* [The task]: Copy out the data word for word, beginning with the line that contains "new-album-button[interactable]: 新建相册 xyxy=(157,1003,320,1067)" and continuing through the line that contains "play-icon xyxy=(35,759,61,785)", with both of those lines included.

* [Supplied material]:
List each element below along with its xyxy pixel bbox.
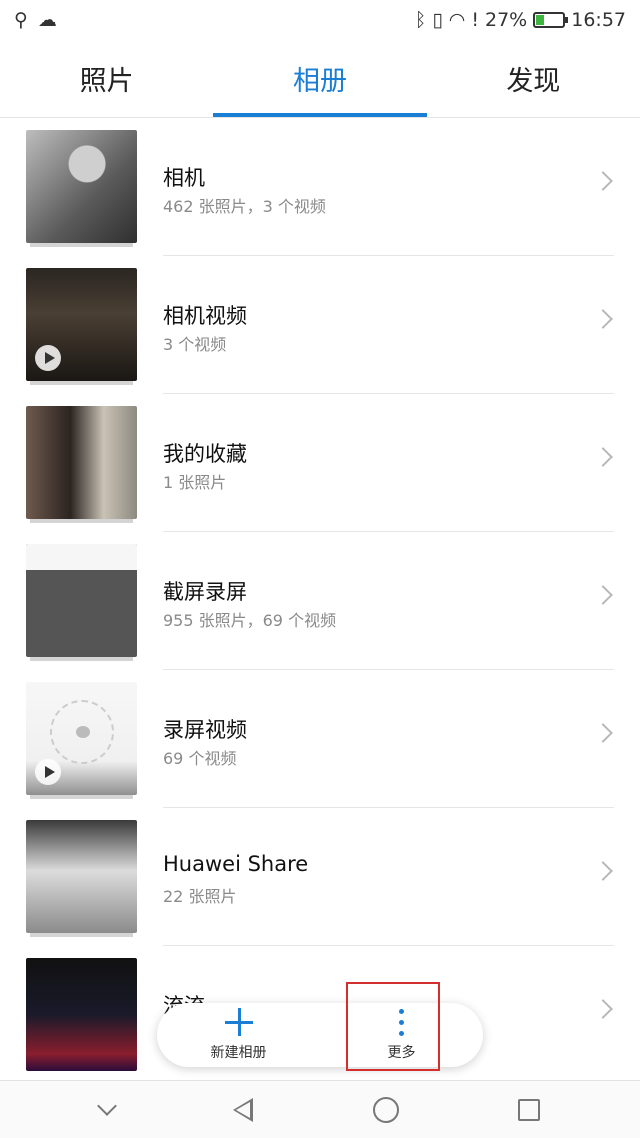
new-album-button[interactable]: 新建相册 xyxy=(157,1003,320,1067)
thumbnail-stack-shadow xyxy=(30,519,133,523)
tab-photos-label: 照片 xyxy=(79,66,134,97)
album-name: 录屏视频 xyxy=(163,718,247,742)
thumbnail-stack-shadow xyxy=(30,933,133,937)
usb-icon: ⚲ xyxy=(14,9,28,31)
highlight-box xyxy=(346,982,440,1071)
chevron-right-icon xyxy=(593,171,613,191)
home-icon[interactable] xyxy=(372,1096,399,1123)
album-row-favorites[interactable]: 我的收藏 1 张照片 xyxy=(0,394,640,532)
album-thumbnail xyxy=(26,820,137,933)
album-list: 相机 462 张照片，3 个视频 相机视频 3 个视频 我的收藏 1 张照片 截… xyxy=(0,118,640,1084)
chevron-right-icon xyxy=(593,861,613,881)
status-left: ⚲ ☁ xyxy=(14,9,57,31)
vibrate-icon: ▯ xyxy=(432,9,443,31)
play-icon xyxy=(35,759,61,785)
album-count: 955 张照片，69 个视频 xyxy=(163,611,337,630)
album-thumbnail xyxy=(26,130,137,243)
chevron-right-icon xyxy=(593,723,613,743)
album-name: 相机 xyxy=(163,166,205,190)
system-navigation-bar xyxy=(0,1080,640,1138)
album-name: 相机视频 xyxy=(163,304,247,328)
tab-indicator xyxy=(213,113,427,117)
thumbnail-stack-shadow xyxy=(30,243,133,247)
album-thumbnail xyxy=(26,406,137,519)
album-count: 3 个视频 xyxy=(163,335,227,354)
album-row-camera[interactable]: 相机 462 张照片，3 个视频 xyxy=(0,118,640,256)
tab-albums[interactable]: 相册 xyxy=(213,40,427,117)
chevron-right-icon xyxy=(593,447,613,467)
battery-level xyxy=(536,15,544,25)
back-icon[interactable] xyxy=(233,1097,254,1122)
album-count: 22 张照片 xyxy=(163,887,237,906)
dial-graphic xyxy=(50,700,114,764)
album-row-huawei-share[interactable]: Huawei Share 22 张照片 xyxy=(0,808,640,946)
play-icon xyxy=(35,345,61,371)
thumbnail-stack-shadow xyxy=(30,381,133,385)
album-count: 1 张照片 xyxy=(163,473,227,492)
tab-discover-label: 发现 xyxy=(506,66,561,97)
chevron-right-icon xyxy=(593,309,613,329)
bluetooth-icon: ᛒ xyxy=(414,9,427,31)
plus-icon xyxy=(224,1008,253,1036)
album-row-screen-recordings[interactable]: 录屏视频 69 个视频 xyxy=(0,670,640,808)
album-thumbnail xyxy=(26,958,137,1071)
tab-bar: 照片 相册 发现 xyxy=(0,40,640,118)
album-thumbnail xyxy=(26,682,137,795)
battery-alert-icon: ! xyxy=(471,9,479,31)
album-name: 我的收藏 xyxy=(163,442,247,466)
clock: 16:57 xyxy=(571,9,626,31)
screenshot-preview xyxy=(26,544,137,570)
battery-icon xyxy=(533,12,569,28)
status-bar: ⚲ ☁ ᛒ ▯ ◠ ! 27% 16:57 xyxy=(0,0,640,40)
album-count: 462 张照片，3 个视频 xyxy=(163,197,326,216)
album-row-camera-video[interactable]: 相机视频 3 个视频 xyxy=(0,256,640,394)
album-name: 截屏录屏 xyxy=(163,580,247,604)
battery-percent: 27% xyxy=(485,9,528,31)
chevron-right-icon xyxy=(593,585,613,605)
album-thumbnail xyxy=(26,544,137,657)
cloud-icon: ☁ xyxy=(37,9,57,31)
chevron-down-icon[interactable] xyxy=(96,1095,117,1116)
album-name: Huawei Share xyxy=(163,852,309,876)
album-row-screenshots[interactable]: 截屏录屏 955 张照片，69 个视频 xyxy=(0,532,640,670)
recent-apps-icon[interactable] xyxy=(518,1098,541,1121)
new-album-label: 新建相册 xyxy=(210,1045,267,1061)
tab-photos[interactable]: 照片 xyxy=(0,40,213,117)
thumbnail-stack-shadow xyxy=(30,795,133,799)
chevron-right-icon xyxy=(593,999,613,1019)
album-count: 69 个视频 xyxy=(163,749,237,768)
tab-discover[interactable]: 发现 xyxy=(427,40,640,117)
wifi-icon: ◠ xyxy=(448,9,466,31)
status-right: ᛒ ▯ ◠ ! 27% 16:57 xyxy=(415,9,626,31)
tab-albums-label: 相册 xyxy=(292,66,347,97)
album-thumbnail xyxy=(26,268,137,381)
thumbnail-stack-shadow xyxy=(30,657,133,661)
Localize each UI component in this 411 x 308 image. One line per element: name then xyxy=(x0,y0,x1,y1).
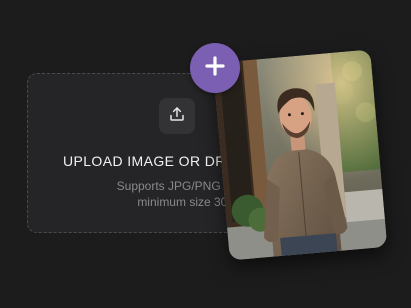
upload-title: UPLOAD IMAGE OR DRAG xyxy=(63,153,247,169)
upload-stage: UPLOAD IMAGE OR DRAG Supports JPG/PNG fo… xyxy=(0,0,411,308)
sample-photo xyxy=(212,49,388,261)
upload-icon xyxy=(168,105,186,128)
plus-icon xyxy=(205,55,225,81)
upload-button[interactable] xyxy=(159,98,195,134)
portrait-image xyxy=(212,49,388,261)
add-image-button[interactable] xyxy=(190,43,240,93)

* [Output of the exercise]:
new-album-button[interactable]: 新建相册 xyxy=(157,1003,320,1067)
thumbnail-stack-shadow xyxy=(30,519,133,523)
tab-photos-label: 照片 xyxy=(79,66,134,97)
album-name: 录屏视频 xyxy=(163,718,247,742)
thumbnail-stack-shadow xyxy=(30,933,133,937)
usb-icon: ⚲ xyxy=(14,9,28,31)
highlight-box xyxy=(346,982,440,1071)
chevron-right-icon xyxy=(593,171,613,191)
home-icon[interactable] xyxy=(372,1096,399,1123)
album-row-favorites[interactable]: 我的收藏 1 张照片 xyxy=(0,394,640,532)
album-thumbnail xyxy=(26,820,137,933)
album-list: 相机 462 张照片，3 个视频 相机视频 3 个视频 我的收藏 1 张照片 截… xyxy=(0,118,640,1084)
chevron-right-icon xyxy=(593,861,613,881)
status-left: ⚲ ☁ xyxy=(14,9,57,31)
vibrate-icon: ▯ xyxy=(432,9,443,31)
play-icon xyxy=(35,759,61,785)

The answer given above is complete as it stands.